# Your goal:
Wherever a line holds the word "ActiveMovieControl", copy that line out.

Stored data entries:

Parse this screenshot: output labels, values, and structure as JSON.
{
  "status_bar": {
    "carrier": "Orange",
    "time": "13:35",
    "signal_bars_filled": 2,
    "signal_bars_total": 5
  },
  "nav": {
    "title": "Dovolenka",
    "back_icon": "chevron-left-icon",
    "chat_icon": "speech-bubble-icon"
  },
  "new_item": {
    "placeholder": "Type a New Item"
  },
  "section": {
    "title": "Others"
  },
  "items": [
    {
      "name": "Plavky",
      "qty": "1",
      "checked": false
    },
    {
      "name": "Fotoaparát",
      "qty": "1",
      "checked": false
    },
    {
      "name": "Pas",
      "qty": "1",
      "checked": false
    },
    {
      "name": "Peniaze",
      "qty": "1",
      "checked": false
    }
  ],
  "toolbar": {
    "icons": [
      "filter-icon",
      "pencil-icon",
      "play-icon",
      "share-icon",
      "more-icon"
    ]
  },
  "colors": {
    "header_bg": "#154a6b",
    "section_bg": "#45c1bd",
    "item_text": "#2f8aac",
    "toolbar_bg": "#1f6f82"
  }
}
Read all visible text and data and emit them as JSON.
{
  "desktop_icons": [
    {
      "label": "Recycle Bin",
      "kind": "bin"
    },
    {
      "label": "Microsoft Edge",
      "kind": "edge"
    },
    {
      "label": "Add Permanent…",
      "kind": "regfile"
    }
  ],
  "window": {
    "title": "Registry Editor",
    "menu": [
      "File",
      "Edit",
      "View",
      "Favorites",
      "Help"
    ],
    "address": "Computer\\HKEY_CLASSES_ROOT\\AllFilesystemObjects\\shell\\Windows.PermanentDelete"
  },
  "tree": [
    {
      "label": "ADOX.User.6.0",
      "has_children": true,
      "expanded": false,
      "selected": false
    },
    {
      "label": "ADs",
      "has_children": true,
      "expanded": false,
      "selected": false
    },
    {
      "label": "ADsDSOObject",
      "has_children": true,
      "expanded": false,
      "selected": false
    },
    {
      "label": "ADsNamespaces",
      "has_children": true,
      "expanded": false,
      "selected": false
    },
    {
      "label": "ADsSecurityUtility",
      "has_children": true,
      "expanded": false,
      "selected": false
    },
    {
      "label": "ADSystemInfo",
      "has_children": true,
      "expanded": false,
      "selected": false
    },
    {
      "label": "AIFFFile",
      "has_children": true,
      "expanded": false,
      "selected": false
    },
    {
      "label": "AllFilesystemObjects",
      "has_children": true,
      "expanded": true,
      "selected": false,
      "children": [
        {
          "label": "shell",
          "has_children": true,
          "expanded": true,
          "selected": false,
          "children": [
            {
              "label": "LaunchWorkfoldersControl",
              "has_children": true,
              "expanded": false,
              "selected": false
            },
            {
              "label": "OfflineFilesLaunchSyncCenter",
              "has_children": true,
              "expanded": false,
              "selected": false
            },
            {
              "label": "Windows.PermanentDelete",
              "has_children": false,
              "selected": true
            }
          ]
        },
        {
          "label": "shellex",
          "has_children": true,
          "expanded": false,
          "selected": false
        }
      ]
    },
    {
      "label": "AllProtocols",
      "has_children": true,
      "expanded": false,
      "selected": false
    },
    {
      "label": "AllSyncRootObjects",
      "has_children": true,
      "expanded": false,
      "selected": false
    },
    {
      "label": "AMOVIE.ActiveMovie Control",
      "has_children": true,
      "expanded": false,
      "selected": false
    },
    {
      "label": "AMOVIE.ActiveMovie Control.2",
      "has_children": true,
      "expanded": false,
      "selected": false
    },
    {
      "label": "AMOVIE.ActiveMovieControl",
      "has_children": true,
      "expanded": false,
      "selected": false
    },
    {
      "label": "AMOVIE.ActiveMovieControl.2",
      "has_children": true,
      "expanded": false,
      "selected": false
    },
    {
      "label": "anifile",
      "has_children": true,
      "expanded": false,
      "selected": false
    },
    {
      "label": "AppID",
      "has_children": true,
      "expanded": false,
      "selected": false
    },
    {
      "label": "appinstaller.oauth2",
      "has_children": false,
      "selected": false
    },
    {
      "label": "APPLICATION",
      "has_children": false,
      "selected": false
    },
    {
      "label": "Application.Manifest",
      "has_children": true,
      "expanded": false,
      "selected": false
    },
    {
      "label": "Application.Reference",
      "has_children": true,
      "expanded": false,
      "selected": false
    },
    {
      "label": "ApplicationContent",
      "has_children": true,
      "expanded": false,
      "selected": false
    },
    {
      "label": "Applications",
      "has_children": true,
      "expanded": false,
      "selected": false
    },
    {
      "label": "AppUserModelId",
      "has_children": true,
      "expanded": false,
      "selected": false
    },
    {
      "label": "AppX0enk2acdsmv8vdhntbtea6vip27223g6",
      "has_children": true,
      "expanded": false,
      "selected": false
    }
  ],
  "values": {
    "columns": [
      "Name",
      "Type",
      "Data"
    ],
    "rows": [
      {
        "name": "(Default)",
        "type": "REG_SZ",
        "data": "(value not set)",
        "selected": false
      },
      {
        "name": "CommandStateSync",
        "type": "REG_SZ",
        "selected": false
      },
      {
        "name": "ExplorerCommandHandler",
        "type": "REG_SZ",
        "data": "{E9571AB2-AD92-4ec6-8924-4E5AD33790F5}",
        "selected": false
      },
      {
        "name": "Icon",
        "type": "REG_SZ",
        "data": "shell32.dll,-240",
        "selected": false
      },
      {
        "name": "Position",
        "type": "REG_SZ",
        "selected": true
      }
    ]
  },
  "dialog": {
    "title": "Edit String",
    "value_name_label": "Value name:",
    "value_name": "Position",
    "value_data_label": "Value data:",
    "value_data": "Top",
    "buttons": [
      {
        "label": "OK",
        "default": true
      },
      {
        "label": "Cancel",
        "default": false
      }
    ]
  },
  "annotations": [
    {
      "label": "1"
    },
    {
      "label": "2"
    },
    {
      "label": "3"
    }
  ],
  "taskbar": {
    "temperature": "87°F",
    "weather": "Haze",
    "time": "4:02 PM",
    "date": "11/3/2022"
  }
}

# Output for this exercise:
      "label": "AMOVIE.ActiveMovieControl",
      "label": "AMOVIE.ActiveMovieControl.2",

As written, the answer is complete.